Dataset items
════
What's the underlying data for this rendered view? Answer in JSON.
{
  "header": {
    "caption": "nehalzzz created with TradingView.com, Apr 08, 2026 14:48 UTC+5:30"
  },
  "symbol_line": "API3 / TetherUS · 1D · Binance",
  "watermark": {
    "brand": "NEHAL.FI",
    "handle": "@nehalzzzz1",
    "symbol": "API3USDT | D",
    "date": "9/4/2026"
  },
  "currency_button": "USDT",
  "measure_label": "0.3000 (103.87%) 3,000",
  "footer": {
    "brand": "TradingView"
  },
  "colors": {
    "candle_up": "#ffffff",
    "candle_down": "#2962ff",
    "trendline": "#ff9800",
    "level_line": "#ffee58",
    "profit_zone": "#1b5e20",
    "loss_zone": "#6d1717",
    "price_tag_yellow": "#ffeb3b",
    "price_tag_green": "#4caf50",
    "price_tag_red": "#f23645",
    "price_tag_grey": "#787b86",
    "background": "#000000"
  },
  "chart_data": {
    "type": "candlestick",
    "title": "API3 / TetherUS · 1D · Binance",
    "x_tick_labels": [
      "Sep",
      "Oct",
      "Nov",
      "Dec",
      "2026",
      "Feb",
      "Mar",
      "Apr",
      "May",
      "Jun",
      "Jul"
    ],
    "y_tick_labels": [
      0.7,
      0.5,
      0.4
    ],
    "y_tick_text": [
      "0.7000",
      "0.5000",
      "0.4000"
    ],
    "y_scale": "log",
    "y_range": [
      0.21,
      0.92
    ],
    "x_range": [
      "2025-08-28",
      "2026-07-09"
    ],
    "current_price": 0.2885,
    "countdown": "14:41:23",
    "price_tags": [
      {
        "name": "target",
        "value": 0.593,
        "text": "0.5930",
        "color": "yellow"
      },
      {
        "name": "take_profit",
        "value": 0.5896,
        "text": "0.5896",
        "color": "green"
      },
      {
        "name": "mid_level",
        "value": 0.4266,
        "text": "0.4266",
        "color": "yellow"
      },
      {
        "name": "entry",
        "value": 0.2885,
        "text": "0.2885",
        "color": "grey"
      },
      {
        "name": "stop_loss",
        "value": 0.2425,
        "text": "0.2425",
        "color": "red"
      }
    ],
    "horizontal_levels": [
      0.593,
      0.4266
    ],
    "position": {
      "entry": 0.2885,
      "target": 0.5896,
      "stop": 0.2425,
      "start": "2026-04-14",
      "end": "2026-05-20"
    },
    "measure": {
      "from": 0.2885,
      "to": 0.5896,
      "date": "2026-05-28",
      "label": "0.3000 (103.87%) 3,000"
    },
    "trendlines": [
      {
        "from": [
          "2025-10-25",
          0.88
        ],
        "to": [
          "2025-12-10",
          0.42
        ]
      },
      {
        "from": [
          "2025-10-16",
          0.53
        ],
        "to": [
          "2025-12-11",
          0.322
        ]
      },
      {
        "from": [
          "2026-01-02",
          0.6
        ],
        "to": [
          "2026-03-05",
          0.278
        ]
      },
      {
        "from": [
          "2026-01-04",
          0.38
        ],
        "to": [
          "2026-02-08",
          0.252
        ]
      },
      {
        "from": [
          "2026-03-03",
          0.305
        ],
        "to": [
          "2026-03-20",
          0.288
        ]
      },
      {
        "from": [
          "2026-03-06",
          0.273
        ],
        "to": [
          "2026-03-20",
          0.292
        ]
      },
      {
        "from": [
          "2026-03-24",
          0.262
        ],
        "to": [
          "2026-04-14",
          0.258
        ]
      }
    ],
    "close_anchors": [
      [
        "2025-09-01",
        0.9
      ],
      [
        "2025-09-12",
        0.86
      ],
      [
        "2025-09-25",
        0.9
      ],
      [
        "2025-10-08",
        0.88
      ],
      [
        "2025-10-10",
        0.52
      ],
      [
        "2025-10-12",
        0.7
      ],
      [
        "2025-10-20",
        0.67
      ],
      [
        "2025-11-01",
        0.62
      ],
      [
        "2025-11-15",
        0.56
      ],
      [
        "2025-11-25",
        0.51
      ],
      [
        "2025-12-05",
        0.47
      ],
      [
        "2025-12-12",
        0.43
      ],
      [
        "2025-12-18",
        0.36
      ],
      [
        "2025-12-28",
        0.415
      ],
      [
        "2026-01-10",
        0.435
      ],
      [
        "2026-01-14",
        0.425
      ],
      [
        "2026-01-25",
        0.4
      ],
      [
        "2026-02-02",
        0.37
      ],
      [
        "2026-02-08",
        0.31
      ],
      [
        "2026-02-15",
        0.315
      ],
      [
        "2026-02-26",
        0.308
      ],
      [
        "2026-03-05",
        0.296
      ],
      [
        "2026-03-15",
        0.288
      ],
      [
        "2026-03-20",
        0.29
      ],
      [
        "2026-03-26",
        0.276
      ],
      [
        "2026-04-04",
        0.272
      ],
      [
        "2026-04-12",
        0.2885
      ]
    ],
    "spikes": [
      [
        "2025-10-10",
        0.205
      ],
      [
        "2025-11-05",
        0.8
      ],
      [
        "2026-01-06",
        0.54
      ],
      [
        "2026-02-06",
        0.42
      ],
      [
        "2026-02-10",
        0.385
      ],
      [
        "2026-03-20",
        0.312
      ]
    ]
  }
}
════
* [Requirement]: Print the material verbatim, all of it.

* [Task solution]:
What's the underlying data for this rendered view? Answer in JSON.
{
  "header": {
    "caption": "nehalzzz created with TradingView.com, Apr 08, 2026 14:48 UTC+5:30"
  },
  "symbol_line": "API3 / TetherUS · 1D · Binance",
  "watermark": {
    "brand": "NEHAL.FI",
    "handle": "@nehalzzzz1",
    "symbol": "API3USDT | D",
    "date": "9/4/2026"
  },
  "currency_button": "USDT",
  "measure_label": "0.3000 (103.87%) 3,000",
  "footer": {
    "brand": "TradingView"
  },
  "colors": {
    "candle_up": "#ffffff",
    "candle_down": "#2962ff",
    "trendline": "#ff9800",
    "level_line": "#ffee58",
    "profit_zone": "#1b5e20",
    "loss_zone": "#6d1717",
    "price_tag_yellow": "#ffeb3b",
    "price_tag_green": "#4caf50",
    "price_tag_red": "#f23645",
    "price_tag_grey": "#787b86",
    "background": "#000000"
  },
  "chart_data": {
    "type": "candlestick",
    "title": "API3 / TetherUS · 1D · Binance",
    "x_tick_labels": [
      "Sep",
      "Oct",
      "Nov",
      "Dec",
      "2026",
      "Feb",
      "Mar",
      "Apr",
      "May",
      "Jun",
      "Jul"
    ],
    "y_tick_labels": [
      0.7,
      0.5,
      0.4
    ],
    "y_tick_text": [
      "0.7000",
      "0.5000",
      "0.4000"
    ],
    "y_scale": "log",
    "y_range": [
      0.21,
      0.92
    ],
    "x_range": [
      "2025-08-28",
      "2026-07-09"
    ],
    "current_price": 0.2885,
    "countdown": "14:41:23",
    "price_tags": [
      {
        "name": "target",
        "value": 0.593,
        "text": "0.5930",
        "color": "yellow"
      },
      {
        "name": "take_profit",
        "value": 0.5896,
        "text": "0.5896",
        "color": "green"
      },
      {
        "name": "mid_level",
        "value": 0.4266,
        "text": "0.4266",
        "color": "yellow"
      },
      {
        "name": "entry",
        "value": 0.2885,
        "text": "0.2885",
        "color": "grey"
      },
      {
        "name": "stop_loss",
        "value": 0.2425,
        "text": "0.2425",
        "color": "red"
      }
    ],
    "horizontal_levels": [
      0.593,
      0.4266
    ],
    "position": {
      "entry": 0.2885,
      "target": 0.5896,
      "stop": 0.2425,
      "start": "2026-04-14",
      "end": "2026-05-20"
    },
    "measure": {
      "from": 0.2885,
      "to": 0.5896,
      "date": "2026-05-28",
      "label": "0.3000 (103.87%) 3,000"
    },
    "trendlines": [
      {
        "from": [
          "2025-10-25",
          0.88
        ],
        "to": [
          "2025-12-10",
          0.42
        ]
      },
      {
        "from": [
          "2025-10-16",
          0.53
        ],
        "to": [
          "2025-12-11",
          0.322
        ]
      },
      {
        "from": [
          "2026-01-02",
          0.6
        ],
        "to": [
          "2026-03-05",
          0.278
        ]
      },
      {
        "from": [
          "2026-01-04",
          0.38
        ],
        "to": [
          "2026-02-08",
          0.252
        ]
      },
      {
        "from": [
          "2026-03-03",
          0.305
        ],
        "to": [
          "2026-03-20",
          0.288
        ]
      },
      {
        "from": [
          "2026-03-06",
          0.273
        ],
        "to": [
          "2026-03-20",
          0.292
        ]
      },
      {
        "from": [
          "2026-03-24",
          0.262
        ],
        "to": [
          "2026-04-14",
          0.258
        ]
      }
    ],
    "close_anchors": [
      [
        "2025-09-01",
        0.9
      ],
      [
        "2025-09-12",
        0.86
      ],
      [
        "2025-09-25",
        0.9
      ],
      [
        "2025-10-08",
        0.88
      ],
      [
        "2025-10-10",
        0.52
      ],
      [
        "2025-10-12",
        0.7
      ],
      [
        "2025-10-20",
        0.67
      ],
      [
        "2025-11-01",
        0.62
      ],
      [
        "2025-11-15",
        0.56
      ],
      [
        "2025-11-25",
        0.51
      ],
      [
        "2025-12-05",
        0.47
      ],
      [
        "2025-12-12",
        0.43
      ],
      [
        "2025-12-18",
        0.36
      ],
      [
        "2025-12-28",
        0.415
      ],
      [
        "2026-01-10",
        0.435
      ],
      [
        "2026-01-14",
        0.425
      ],
      [
        "2026-01-25",
        0.4
      ],
      [
        "2026-02-02",
        0.37
      ],
      [
        "2026-02-08",
        0.31
      ],
      [
        "2026-02-15",
        0.315
      ],
      [
        "2026-02-26",
        0.308
      ],
      [
        "2026-03-05",
        0.296
      ],
      [
        "2026-03-15",
        0.288
      ],
      [
        "2026-03-20",
        0.29
      ],
      [
        "2026-03-26",
        0.276
      ],
      [
        "2026-04-04",
        0.272
      ],
      [
        "2026-04-12",
        0.2885
      ]
    ],
    "spikes": [
      [
        "2025-10-10",
        0.205
      ],
      [
        "2025-11-05",
        0.8
      ],
      [
        "2026-01-06",
        0.54
      ],
      [
        "2026-02-06",
        0.42
      ],
      [
        "2026-02-10",
        0.385
      ],
      [
        "2026-03-20",
        0.312
      ]
    ]
  }
}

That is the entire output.